**Text to read**
━━━━━━━━

I was on my way to work and stopped behind a school bus. I watched attentive parents watch their younglings leisurely saunter onto the bus, oblivious to the traffic piling up.
I smiled at the familiar scene, and all the memories of going back to school flooded my senses (insert Parliament's Flashlight and cue dream sequence).
I went to magnet schools since junior high, so I was always bused across town. My mornings started around 5:30.
The first day was always the most exciting. I had my outfit picked out after hours of deliberation. You had to come hard on the clothes but not hit them with your best too soon. You also had to factor in possible duplications at school, weather conditions and the all-important factor of layaway outfits.
I used to go to school and brag about what I had on layaway. I often wondered if there was a layaway heaven for all the clothes that never saw the light of day -- kind of a fashion purgatory.
I grew up in the ’70s, so the grooming ritual was important, especially the hair. You had to pick out your fro for maximum volume. Then you used a plastic bag to shape it into the ultimate orb and finish it off with a bug bomb’s worth of Afro Sheen. If you could breathe and see straight you were not using enough.
I would woof down my bowl of Kaboom or Cocoa Puffs then grab the change my mom left me for lunch money.
I’d grabbed my book bag (no back packs back then) and headed out, house key around my neck, into the dark morning air. This was when a kid could walk to school alone without supervision, cell phones, mace or GPS device. I liked the morning walk because the neighborhood bullies went to regular school and were still resting up for their day of persecution.
I made my way to the neighborhood school and waited with my other bus mates in the dark until we saw the distant lights signaling that Ms. McCray, our bus driver, was on time. Ms. McCray was one of those evil bus drivers who wore a wig that fit like a helmet -- you know the kind where it lifts up from the back of the neck. You could tell what kind of night she had based on how red her eyes were and how askew her wig was that morning. Drug testing did not come into popularity until much later.

━━━━━━━━

**Provided information**

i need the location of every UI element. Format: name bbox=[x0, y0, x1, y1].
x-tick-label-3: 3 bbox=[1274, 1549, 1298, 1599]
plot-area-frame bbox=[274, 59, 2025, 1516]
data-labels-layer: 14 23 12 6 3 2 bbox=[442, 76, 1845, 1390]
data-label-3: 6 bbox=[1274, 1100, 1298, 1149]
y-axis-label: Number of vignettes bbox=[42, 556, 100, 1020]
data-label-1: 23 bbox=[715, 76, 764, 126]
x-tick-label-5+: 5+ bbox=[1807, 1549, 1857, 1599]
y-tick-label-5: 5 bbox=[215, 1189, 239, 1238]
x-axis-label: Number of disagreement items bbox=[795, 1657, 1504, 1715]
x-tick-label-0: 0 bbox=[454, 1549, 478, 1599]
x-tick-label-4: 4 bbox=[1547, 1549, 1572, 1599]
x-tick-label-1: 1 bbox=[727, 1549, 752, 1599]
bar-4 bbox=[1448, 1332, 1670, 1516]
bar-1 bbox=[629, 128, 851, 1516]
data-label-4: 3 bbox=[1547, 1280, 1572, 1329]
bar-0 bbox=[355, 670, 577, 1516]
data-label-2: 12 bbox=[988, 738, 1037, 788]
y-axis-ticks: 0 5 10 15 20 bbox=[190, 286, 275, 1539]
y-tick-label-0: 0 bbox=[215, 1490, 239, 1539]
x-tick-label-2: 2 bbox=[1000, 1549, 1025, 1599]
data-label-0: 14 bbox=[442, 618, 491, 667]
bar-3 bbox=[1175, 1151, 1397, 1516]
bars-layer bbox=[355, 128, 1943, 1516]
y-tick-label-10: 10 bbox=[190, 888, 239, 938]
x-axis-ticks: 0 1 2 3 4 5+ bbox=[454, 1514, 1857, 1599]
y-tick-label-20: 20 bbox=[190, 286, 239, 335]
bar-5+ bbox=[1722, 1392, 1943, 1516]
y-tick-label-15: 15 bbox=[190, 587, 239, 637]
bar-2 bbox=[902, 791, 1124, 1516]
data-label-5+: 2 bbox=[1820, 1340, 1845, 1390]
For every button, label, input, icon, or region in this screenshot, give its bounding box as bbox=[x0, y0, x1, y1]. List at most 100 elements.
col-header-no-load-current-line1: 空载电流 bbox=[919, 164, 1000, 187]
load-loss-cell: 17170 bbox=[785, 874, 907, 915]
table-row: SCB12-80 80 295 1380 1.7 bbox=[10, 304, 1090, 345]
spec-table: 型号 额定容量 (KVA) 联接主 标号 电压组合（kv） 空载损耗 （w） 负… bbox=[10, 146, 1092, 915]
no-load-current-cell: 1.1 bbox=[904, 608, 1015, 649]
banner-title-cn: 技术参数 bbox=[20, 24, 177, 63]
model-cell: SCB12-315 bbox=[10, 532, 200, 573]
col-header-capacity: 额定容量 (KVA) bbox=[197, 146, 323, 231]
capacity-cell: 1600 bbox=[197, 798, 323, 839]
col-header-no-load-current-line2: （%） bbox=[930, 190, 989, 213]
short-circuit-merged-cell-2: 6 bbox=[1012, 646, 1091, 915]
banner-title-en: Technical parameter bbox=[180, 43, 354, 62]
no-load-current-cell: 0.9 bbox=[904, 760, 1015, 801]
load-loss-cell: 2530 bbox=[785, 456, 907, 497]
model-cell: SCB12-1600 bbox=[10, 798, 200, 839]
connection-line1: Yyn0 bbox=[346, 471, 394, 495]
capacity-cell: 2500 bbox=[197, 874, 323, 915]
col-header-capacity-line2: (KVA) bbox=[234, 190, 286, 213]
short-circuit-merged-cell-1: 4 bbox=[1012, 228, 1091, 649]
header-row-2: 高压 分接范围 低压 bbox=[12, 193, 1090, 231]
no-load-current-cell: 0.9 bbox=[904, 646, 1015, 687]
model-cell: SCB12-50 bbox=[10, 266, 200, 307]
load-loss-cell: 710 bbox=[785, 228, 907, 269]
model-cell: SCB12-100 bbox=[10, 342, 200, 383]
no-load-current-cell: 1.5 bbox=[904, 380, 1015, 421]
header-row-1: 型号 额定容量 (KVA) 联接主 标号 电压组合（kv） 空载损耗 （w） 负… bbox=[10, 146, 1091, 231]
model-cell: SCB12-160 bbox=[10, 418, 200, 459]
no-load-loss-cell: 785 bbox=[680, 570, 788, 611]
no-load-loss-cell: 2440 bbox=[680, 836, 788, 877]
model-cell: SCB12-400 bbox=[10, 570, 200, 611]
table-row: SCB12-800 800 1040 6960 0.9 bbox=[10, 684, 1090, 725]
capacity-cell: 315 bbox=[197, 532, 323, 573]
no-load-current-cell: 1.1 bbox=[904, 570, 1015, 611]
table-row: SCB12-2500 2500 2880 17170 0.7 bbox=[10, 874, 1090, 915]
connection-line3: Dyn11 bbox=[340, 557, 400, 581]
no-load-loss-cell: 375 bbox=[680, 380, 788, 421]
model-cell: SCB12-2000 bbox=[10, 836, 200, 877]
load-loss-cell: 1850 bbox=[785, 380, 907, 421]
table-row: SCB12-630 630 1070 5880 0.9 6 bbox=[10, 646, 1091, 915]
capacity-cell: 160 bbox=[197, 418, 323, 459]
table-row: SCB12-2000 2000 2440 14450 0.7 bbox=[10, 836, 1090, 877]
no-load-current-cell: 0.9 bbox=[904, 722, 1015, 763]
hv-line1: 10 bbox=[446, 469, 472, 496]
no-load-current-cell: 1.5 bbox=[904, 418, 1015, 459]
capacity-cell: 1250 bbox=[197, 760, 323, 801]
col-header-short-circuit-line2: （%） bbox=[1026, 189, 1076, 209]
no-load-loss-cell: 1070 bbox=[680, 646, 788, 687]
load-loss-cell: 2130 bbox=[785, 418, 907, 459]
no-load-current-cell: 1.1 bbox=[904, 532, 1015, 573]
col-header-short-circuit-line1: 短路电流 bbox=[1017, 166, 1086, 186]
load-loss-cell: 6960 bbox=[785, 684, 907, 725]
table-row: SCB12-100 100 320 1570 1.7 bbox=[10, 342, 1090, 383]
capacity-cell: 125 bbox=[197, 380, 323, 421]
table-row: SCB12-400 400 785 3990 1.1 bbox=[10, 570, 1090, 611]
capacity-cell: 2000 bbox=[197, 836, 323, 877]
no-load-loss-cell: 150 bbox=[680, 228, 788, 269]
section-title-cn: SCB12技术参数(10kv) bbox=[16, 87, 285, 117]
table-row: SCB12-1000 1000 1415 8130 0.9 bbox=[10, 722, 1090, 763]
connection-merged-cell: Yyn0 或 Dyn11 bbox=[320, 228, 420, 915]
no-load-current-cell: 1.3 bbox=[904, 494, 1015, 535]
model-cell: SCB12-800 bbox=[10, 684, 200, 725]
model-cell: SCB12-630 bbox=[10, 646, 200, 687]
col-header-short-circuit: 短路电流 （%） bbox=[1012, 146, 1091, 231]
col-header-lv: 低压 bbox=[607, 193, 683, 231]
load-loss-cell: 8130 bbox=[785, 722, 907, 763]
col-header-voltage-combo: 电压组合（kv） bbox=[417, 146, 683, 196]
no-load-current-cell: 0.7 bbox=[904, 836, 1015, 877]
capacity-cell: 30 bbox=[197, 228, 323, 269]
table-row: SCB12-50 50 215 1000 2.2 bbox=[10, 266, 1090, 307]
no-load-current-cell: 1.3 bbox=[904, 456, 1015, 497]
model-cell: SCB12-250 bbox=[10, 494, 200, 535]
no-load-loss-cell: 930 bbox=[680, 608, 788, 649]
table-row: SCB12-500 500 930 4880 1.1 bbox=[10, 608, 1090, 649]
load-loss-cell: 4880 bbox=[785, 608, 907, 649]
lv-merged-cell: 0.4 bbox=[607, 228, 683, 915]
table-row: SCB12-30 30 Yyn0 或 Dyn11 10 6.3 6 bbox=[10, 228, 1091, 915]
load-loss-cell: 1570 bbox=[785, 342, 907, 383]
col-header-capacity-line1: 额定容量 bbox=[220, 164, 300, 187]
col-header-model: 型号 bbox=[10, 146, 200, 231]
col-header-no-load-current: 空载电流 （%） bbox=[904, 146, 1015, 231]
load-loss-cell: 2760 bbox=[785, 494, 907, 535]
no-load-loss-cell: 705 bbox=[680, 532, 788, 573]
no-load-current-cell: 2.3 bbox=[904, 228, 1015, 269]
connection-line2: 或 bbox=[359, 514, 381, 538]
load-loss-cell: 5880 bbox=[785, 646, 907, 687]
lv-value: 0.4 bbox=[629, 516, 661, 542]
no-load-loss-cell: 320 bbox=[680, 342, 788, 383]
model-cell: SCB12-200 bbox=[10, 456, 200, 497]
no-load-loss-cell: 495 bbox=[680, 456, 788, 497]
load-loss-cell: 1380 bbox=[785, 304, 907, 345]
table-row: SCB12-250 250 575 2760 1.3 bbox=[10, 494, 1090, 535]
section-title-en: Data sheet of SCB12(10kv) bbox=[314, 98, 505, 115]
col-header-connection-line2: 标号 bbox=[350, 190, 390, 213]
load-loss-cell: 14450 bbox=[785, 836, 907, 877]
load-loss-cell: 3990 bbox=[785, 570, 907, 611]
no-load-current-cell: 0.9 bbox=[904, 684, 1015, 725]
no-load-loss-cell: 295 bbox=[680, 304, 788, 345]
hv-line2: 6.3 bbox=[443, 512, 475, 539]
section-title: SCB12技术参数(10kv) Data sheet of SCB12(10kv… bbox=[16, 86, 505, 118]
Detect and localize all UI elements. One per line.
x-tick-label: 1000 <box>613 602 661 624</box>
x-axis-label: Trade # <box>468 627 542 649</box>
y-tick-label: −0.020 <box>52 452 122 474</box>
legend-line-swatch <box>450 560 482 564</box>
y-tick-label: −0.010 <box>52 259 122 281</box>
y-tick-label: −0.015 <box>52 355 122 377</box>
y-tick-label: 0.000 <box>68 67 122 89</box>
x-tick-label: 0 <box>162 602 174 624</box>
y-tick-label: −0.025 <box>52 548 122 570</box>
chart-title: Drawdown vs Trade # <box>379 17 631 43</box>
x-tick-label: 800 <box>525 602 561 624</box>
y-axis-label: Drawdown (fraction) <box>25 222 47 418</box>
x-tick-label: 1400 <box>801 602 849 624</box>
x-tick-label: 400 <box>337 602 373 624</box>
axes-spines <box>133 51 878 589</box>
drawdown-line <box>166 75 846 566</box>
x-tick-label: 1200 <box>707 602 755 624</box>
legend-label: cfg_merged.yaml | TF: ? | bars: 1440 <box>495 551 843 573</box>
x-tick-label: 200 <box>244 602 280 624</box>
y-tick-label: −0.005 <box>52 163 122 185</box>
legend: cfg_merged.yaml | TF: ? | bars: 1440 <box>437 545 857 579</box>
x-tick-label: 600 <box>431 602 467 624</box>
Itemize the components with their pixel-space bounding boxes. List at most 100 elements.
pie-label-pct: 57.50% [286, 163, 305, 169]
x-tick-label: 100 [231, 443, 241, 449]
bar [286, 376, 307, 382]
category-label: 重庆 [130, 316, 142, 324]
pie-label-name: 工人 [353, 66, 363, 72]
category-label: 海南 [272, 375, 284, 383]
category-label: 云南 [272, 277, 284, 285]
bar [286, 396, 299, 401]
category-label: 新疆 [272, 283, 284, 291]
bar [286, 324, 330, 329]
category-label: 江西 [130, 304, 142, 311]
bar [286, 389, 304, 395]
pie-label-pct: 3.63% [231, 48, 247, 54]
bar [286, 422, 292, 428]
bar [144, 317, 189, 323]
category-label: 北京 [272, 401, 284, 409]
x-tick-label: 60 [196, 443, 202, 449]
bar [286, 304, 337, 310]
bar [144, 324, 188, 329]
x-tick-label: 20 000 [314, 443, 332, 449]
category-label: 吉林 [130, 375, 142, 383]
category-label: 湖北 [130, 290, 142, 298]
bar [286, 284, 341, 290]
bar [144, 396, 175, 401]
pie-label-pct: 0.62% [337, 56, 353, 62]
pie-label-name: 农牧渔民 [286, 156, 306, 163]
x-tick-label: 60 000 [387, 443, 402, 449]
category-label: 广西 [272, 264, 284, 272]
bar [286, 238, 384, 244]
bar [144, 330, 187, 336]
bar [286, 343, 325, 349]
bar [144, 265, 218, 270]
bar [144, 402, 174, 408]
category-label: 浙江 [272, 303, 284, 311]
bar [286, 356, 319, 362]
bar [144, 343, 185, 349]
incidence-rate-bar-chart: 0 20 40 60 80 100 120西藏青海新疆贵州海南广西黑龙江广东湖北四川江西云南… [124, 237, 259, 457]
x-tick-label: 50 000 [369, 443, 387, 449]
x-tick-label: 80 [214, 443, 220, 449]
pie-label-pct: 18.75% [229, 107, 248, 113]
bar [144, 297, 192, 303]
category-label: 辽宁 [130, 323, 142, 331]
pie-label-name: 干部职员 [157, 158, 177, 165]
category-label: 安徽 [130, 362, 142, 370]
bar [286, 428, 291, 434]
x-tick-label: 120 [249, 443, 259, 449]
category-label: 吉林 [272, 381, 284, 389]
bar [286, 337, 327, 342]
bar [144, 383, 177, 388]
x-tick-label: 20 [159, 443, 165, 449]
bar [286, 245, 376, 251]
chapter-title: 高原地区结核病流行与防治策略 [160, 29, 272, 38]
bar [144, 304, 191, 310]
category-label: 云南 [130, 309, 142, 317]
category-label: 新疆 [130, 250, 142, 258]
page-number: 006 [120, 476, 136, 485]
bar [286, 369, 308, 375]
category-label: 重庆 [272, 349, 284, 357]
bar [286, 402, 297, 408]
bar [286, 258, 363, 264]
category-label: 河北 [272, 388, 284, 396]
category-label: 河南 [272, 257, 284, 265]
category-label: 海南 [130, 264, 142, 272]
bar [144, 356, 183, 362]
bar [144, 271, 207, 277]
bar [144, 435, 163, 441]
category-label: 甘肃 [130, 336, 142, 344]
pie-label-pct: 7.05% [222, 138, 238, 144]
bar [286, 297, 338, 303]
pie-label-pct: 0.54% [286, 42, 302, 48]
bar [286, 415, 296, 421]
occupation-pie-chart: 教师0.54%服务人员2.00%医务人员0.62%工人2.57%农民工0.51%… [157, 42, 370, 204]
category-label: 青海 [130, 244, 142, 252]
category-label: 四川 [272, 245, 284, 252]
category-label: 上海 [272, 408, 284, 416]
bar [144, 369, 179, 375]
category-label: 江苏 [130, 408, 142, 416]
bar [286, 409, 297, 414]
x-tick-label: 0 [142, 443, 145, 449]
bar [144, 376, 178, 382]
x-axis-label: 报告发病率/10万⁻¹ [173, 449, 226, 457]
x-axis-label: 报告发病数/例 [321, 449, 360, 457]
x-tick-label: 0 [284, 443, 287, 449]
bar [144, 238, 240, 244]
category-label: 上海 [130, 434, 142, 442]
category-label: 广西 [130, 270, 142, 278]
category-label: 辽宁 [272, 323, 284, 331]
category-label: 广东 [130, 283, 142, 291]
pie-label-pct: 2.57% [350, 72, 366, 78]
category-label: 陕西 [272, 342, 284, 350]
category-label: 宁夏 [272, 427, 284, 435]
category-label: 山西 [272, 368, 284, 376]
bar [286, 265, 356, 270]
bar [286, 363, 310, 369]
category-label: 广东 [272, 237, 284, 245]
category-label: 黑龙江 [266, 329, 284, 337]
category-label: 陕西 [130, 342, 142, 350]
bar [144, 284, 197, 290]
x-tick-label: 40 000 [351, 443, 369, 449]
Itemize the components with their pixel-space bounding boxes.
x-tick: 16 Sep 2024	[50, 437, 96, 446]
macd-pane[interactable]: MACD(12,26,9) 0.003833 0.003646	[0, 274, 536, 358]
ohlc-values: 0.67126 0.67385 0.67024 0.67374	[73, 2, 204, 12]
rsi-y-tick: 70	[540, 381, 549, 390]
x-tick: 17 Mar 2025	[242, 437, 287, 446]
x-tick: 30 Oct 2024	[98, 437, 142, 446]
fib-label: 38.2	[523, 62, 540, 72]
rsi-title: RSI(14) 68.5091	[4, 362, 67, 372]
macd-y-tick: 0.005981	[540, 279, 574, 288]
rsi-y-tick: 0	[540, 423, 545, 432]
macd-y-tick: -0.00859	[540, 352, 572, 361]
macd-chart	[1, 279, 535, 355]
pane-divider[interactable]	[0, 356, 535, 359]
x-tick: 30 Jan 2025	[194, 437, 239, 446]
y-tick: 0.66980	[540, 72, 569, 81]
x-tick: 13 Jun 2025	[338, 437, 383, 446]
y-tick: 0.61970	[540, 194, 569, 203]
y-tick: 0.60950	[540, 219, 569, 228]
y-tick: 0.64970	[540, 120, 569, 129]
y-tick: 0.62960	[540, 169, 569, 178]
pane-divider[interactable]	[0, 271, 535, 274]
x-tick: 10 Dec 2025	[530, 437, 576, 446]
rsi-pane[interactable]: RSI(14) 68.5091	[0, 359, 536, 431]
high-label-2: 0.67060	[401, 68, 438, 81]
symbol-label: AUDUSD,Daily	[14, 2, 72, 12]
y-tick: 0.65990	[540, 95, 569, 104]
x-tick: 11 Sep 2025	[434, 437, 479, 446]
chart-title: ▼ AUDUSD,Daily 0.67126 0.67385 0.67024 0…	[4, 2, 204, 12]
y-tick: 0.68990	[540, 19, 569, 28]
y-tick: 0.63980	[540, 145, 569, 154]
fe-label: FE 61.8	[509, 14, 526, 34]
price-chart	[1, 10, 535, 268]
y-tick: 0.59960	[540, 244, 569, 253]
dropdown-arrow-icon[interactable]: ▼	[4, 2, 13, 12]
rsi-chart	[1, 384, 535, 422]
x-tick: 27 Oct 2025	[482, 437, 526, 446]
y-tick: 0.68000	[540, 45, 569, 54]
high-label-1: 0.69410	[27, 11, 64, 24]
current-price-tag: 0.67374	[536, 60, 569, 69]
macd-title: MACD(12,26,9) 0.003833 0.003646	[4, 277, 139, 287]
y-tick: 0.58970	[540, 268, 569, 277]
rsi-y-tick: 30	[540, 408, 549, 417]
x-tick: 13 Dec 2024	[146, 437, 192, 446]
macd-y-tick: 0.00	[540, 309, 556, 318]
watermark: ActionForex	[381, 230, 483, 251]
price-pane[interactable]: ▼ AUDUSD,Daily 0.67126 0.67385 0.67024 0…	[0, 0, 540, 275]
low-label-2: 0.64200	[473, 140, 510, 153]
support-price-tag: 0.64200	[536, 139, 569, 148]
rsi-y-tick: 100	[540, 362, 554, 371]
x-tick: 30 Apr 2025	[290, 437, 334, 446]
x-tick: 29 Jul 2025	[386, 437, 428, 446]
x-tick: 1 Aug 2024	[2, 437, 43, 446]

━━━━━━━━

**Job**
Copy out the back-to-school text in full, word for word. Rely only on the text about going back to school.

**Problem solution**
I was on my way to work and stopped behind a school bus. I watched attentive parents watch their younglings leisurely saunter onto the bus, oblivious to the traffic piling up.
I smiled at the familiar scene, and all the memories of going back to school flooded my senses (insert Parliament's Flashlight and cue dream sequence).
I went to magnet schools since junior high, so I was always bused across town. My mornings started around 5:30.
The first day was always the most exciting. I had my outfit picked out after hours of deliberation. You had to come hard on the clothes but not hit them with your best too soon. You also had to factor in possible duplications at school, weather conditions and the all-important factor of layaway outfits.
I used to go to school and brag about what I had on layaway. I often wondered if there was a layaway heaven for all the clothes that never saw the light of day -- kind of a fashion purgatory.
I grew up in the ’70s, so the grooming ritual was important, especially the hair. You had to pick out your fro for maximum volume. Then you used a plastic bag to shape it into the ultimate orb and finish it off with a bug bomb’s worth of Afro Sheen. If you could breathe and see straight you were not using enough.
I would woof down my bowl of Kaboom or Cocoa Puffs then grab the change my mom left me for lunch money.
I’d grabbed my book bag (no back packs back then) and headed out, house key around my neck, into the dark morning air. This was when a kid could walk to school alone without supervision, cell phones, mace or GPS device. I liked the morning walk because the neighborhood bullies went to regular school and were still resting up for their day of persecution.
I made my way to the neighborhood school and waited with my other bus mates in the dark until we saw the distant lights signaling that Ms. McCray, our bus driver, was on time. Ms. McCray was one of those evil bus drivers who wore a wig that fit like a helmet -- you know the kind where it lifts up from the back of the neck. You could tell what kind of night she had based on how red her eyes were and how askew her wig was that morning. Drug testing did not come into popularity until much later.